**EXERCISE**
Below are the records; collect from them each line containing the string "多做几次实验".

─── TASK INPUT

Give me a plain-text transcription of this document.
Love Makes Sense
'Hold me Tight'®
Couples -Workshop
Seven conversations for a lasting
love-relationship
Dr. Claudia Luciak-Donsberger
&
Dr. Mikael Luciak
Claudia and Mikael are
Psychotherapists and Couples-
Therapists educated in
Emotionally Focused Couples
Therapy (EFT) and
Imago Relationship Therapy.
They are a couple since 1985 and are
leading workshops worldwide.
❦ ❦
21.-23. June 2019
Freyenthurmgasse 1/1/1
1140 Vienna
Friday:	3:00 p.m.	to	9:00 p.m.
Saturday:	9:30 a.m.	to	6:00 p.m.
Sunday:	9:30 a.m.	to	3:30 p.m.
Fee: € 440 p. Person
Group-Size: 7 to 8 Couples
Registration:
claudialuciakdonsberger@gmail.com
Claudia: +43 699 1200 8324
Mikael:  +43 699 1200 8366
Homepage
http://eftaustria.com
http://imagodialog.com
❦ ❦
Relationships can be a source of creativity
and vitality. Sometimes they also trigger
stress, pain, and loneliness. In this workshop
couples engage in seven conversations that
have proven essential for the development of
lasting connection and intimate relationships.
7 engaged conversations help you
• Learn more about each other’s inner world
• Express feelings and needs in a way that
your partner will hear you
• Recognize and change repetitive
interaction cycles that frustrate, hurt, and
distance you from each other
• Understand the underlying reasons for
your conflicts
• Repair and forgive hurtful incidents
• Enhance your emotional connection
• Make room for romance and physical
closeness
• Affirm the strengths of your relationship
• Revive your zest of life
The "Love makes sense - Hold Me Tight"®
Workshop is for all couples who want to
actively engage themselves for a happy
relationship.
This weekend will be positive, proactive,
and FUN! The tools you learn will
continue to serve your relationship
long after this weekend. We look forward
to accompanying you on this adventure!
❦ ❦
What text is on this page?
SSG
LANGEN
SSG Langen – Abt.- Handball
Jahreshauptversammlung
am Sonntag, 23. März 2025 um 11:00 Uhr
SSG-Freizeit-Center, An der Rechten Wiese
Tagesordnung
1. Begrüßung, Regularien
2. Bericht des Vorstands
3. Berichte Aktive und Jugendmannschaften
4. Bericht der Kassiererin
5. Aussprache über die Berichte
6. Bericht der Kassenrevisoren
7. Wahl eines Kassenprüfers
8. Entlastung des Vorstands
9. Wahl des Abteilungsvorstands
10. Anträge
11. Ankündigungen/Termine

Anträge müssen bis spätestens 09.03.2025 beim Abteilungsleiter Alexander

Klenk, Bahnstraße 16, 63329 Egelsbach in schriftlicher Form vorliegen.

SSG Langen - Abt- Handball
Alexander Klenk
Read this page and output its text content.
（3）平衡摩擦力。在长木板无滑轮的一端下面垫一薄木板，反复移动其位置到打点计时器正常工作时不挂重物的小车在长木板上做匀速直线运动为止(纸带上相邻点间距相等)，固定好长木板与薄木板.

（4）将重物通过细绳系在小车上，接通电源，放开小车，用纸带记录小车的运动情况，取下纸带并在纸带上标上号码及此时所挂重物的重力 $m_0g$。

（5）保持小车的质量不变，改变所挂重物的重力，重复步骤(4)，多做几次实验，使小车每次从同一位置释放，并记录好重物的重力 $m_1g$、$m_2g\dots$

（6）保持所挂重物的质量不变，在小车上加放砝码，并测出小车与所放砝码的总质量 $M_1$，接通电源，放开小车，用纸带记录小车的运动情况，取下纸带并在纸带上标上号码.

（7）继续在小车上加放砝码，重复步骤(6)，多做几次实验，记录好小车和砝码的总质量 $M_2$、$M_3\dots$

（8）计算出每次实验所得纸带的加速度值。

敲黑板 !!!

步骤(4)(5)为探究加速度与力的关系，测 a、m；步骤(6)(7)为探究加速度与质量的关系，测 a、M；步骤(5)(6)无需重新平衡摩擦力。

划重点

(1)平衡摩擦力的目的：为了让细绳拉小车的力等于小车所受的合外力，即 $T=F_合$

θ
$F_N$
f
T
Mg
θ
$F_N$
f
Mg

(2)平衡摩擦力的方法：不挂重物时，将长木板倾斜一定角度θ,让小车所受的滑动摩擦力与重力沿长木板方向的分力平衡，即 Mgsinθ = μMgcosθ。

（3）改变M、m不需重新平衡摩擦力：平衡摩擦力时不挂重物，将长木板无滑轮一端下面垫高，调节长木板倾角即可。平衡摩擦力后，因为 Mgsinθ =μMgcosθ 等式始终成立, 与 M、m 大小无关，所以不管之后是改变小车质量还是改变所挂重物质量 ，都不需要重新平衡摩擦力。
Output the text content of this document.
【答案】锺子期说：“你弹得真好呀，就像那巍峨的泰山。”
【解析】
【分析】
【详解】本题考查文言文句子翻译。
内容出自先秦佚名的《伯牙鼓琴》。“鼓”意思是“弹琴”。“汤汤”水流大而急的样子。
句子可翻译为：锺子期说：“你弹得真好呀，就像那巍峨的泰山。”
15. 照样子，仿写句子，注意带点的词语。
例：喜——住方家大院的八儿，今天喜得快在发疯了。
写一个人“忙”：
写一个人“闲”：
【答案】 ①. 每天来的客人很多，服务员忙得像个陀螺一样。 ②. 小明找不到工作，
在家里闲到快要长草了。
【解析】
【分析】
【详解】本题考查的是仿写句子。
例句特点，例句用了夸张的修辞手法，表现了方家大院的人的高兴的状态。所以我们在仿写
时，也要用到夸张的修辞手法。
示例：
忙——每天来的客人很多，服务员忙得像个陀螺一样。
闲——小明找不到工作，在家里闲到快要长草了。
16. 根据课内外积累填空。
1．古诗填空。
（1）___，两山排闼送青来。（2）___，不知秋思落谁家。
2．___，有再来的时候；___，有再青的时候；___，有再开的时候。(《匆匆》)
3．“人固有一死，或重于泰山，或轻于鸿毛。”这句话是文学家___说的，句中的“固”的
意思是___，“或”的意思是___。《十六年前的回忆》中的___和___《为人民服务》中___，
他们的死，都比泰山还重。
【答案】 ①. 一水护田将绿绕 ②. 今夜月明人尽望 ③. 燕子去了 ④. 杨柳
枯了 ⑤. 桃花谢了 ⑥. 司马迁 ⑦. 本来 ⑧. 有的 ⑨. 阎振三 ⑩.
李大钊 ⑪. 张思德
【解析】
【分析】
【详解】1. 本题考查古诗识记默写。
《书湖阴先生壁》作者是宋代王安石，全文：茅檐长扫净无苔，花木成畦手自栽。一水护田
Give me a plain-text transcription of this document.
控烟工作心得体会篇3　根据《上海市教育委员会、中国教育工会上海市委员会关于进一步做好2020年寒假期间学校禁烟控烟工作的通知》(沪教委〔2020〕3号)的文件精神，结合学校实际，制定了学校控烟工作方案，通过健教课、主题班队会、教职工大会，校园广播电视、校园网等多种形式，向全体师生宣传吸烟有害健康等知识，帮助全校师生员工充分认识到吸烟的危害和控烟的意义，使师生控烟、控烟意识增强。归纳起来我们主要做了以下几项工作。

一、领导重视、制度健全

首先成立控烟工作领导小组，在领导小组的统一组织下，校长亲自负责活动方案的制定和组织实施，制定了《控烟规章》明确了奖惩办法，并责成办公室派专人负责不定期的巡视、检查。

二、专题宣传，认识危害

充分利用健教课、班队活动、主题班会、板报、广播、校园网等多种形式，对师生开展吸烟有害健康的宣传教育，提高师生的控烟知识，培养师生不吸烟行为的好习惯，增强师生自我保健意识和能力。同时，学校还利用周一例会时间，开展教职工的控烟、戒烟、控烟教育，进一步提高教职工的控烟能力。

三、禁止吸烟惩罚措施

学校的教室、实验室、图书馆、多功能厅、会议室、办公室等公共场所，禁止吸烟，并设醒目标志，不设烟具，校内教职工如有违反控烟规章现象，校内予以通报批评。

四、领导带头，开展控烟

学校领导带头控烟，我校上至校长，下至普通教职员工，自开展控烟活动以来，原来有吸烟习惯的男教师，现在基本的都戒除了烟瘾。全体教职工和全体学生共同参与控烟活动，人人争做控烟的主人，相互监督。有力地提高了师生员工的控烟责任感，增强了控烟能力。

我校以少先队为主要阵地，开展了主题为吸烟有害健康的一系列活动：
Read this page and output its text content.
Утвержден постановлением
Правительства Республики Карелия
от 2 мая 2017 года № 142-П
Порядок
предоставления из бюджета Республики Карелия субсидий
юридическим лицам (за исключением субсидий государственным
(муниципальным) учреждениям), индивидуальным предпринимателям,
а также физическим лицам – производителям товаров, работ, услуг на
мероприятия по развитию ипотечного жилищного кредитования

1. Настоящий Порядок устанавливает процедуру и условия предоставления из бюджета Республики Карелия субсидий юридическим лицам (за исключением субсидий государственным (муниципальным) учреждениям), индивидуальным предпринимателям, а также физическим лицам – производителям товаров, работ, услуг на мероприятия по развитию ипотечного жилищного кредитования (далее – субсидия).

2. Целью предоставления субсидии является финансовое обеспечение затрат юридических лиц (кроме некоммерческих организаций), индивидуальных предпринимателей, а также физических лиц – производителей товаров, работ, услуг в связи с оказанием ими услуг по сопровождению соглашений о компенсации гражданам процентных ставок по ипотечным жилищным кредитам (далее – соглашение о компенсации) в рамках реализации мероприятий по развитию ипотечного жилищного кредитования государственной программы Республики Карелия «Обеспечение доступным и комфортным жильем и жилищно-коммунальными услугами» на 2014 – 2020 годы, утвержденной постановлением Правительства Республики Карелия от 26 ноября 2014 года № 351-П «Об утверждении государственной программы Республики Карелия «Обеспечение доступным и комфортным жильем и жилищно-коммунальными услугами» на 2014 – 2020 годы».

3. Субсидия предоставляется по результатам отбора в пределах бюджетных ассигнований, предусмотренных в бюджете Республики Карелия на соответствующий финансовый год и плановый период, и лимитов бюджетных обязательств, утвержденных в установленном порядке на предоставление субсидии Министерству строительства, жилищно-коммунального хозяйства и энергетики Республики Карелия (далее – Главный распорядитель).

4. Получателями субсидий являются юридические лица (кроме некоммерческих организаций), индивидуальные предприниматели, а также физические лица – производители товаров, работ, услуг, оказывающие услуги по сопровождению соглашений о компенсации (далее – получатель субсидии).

──────

**OUTPUT FOR THIS EXERCISE**
（5）保持小车的质量不变，改变所挂重物的重力，重复步骤(4)，多做几次实验，使小车每次从同一位置释放，并记录好重物的重力 $m_1g$、$m_2g\dots$
（7）继续在小车上加放砝码，重复步骤(6)，多做几次实验，记录好小车和砝码的总质量 $M_2$、$M_3\dots$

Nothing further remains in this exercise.